- [Task to complete]: Only lines holding the string "Дмитрий" are wanted; copy each one from the material.

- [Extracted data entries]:
* * *
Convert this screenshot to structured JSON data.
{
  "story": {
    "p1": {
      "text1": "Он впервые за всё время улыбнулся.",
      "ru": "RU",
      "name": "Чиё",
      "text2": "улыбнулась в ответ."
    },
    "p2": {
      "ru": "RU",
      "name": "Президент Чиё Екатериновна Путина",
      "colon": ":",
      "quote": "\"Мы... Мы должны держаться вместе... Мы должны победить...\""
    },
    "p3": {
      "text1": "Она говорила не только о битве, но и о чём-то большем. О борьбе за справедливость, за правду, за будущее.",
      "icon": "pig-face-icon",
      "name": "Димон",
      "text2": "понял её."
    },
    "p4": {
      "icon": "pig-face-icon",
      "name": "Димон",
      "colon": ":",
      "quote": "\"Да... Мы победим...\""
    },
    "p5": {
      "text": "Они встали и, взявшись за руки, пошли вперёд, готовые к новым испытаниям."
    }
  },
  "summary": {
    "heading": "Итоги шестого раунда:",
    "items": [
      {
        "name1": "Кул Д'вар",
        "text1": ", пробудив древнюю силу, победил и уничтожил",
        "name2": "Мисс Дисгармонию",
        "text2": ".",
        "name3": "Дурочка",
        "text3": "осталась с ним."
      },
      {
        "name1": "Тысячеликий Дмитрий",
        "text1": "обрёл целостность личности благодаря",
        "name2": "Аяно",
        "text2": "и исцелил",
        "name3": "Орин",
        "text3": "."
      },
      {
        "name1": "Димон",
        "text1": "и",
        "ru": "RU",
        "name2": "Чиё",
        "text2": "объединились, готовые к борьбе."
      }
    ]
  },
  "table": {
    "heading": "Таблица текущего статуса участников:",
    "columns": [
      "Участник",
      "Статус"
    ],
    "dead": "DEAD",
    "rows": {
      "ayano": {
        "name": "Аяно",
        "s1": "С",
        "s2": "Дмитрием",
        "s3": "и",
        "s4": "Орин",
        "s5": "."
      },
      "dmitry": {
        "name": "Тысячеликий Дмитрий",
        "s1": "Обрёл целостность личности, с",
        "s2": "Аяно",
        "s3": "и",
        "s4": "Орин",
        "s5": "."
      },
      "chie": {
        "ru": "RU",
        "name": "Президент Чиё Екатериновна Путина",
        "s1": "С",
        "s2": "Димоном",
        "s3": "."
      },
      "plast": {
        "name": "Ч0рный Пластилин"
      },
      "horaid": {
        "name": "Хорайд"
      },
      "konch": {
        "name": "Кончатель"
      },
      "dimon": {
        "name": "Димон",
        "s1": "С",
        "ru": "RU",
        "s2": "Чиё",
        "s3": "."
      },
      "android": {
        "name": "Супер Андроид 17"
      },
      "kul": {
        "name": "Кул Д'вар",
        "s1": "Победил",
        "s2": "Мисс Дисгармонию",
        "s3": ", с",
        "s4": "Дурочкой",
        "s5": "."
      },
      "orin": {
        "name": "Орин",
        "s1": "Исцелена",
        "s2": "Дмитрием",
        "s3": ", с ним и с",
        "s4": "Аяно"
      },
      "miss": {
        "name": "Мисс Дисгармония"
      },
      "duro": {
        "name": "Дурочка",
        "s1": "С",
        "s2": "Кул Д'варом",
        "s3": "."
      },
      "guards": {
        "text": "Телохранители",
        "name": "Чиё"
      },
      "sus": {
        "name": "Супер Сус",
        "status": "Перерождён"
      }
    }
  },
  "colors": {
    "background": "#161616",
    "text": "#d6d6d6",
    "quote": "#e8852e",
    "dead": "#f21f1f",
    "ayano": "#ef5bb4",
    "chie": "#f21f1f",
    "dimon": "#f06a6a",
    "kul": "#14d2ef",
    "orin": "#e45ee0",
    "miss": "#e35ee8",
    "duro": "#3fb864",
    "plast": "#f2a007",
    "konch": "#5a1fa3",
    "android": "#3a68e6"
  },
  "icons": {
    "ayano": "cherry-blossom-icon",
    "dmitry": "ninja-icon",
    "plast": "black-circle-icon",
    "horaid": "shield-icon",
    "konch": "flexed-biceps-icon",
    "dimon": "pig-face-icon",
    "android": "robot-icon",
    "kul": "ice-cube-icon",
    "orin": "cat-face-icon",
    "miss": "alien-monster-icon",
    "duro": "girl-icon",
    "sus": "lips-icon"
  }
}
* * *
- [Task output]:
        "name1": "Тысячеликий Дмитрий",
        "name": "Тысячеликий Дмитрий",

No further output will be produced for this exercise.